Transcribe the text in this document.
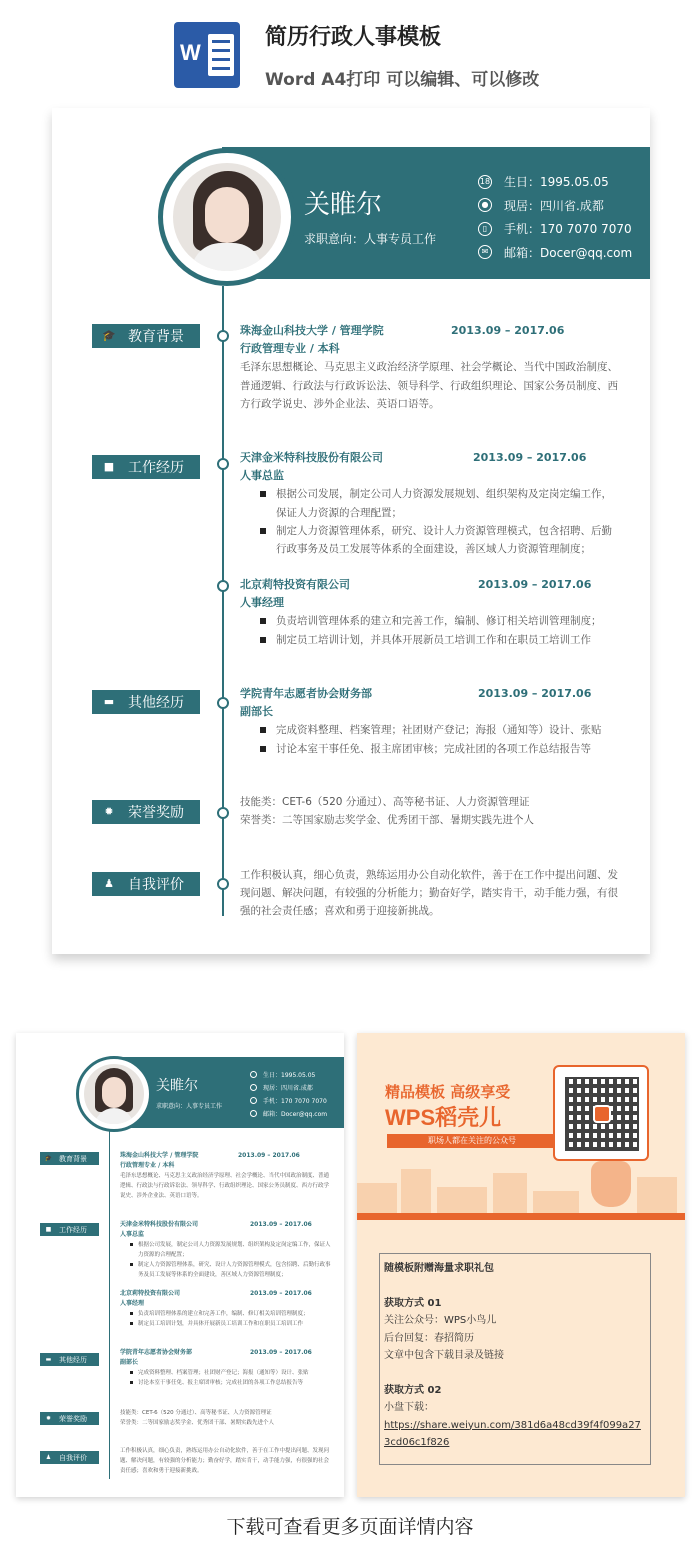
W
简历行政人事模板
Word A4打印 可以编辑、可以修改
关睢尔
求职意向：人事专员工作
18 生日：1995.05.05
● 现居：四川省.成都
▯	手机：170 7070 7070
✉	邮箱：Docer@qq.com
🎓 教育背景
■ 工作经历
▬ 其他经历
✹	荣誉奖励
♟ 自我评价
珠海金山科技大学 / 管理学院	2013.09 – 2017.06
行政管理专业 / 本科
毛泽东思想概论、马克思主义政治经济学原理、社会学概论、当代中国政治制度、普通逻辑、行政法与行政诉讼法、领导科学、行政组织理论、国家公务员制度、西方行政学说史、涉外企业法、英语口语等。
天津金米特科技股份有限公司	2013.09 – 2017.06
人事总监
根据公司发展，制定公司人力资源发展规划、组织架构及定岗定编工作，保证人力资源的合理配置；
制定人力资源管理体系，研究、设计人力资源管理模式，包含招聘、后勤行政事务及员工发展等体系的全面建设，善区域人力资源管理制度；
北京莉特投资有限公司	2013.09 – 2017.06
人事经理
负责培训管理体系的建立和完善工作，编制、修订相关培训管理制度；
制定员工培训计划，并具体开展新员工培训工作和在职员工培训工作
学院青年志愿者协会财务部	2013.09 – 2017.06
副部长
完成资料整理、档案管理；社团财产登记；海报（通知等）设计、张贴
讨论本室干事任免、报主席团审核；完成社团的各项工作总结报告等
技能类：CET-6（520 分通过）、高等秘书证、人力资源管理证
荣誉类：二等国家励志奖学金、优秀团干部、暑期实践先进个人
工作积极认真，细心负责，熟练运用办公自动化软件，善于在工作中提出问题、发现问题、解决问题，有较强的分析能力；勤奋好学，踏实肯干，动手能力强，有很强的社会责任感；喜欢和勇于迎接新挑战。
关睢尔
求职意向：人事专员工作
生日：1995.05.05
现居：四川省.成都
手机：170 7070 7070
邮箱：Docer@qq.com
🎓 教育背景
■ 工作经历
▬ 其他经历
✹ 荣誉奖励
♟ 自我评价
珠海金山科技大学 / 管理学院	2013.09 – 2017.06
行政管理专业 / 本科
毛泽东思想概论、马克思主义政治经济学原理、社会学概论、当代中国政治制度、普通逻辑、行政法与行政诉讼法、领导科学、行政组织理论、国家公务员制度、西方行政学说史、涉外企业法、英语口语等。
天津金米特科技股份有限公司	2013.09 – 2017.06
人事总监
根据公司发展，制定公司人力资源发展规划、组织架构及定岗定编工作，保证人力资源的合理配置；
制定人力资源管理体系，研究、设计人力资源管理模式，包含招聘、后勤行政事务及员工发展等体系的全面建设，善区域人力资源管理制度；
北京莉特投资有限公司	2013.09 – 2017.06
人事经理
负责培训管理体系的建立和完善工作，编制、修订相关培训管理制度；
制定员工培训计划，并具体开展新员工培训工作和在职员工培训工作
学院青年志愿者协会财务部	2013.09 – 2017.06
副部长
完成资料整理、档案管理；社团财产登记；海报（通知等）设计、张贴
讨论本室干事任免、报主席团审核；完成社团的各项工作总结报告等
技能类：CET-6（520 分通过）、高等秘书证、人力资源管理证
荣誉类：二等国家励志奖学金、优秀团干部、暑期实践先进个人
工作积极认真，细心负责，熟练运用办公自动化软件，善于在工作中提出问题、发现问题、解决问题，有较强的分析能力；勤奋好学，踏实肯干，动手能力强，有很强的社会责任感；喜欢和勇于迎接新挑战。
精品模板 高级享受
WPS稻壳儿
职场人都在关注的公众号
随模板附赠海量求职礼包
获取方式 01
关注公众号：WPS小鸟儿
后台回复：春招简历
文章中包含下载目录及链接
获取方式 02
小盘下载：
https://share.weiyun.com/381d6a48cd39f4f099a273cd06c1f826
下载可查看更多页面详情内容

---

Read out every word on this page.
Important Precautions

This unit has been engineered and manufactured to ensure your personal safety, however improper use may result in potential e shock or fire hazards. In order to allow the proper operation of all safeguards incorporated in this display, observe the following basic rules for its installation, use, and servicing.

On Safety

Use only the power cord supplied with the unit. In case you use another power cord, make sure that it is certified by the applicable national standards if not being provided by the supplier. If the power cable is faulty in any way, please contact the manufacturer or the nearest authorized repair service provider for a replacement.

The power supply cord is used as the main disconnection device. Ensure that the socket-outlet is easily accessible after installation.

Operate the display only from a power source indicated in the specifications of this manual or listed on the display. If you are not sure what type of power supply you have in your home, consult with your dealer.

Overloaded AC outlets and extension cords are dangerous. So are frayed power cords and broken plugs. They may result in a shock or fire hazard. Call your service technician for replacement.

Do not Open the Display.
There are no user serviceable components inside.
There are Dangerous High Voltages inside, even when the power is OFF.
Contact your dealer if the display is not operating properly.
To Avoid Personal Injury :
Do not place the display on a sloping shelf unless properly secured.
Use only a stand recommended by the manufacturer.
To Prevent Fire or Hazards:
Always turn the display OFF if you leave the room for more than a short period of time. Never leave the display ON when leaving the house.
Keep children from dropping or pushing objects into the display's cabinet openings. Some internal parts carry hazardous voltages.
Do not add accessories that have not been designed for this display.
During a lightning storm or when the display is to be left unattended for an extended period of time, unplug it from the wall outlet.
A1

→ **Work required**: Go through the entries above and pull out each line with "inside" in it.

→ **Solution to this problem**:
There are no user serviceable components inside.
There are Dangerous High Voltages inside, even when the power is OFF.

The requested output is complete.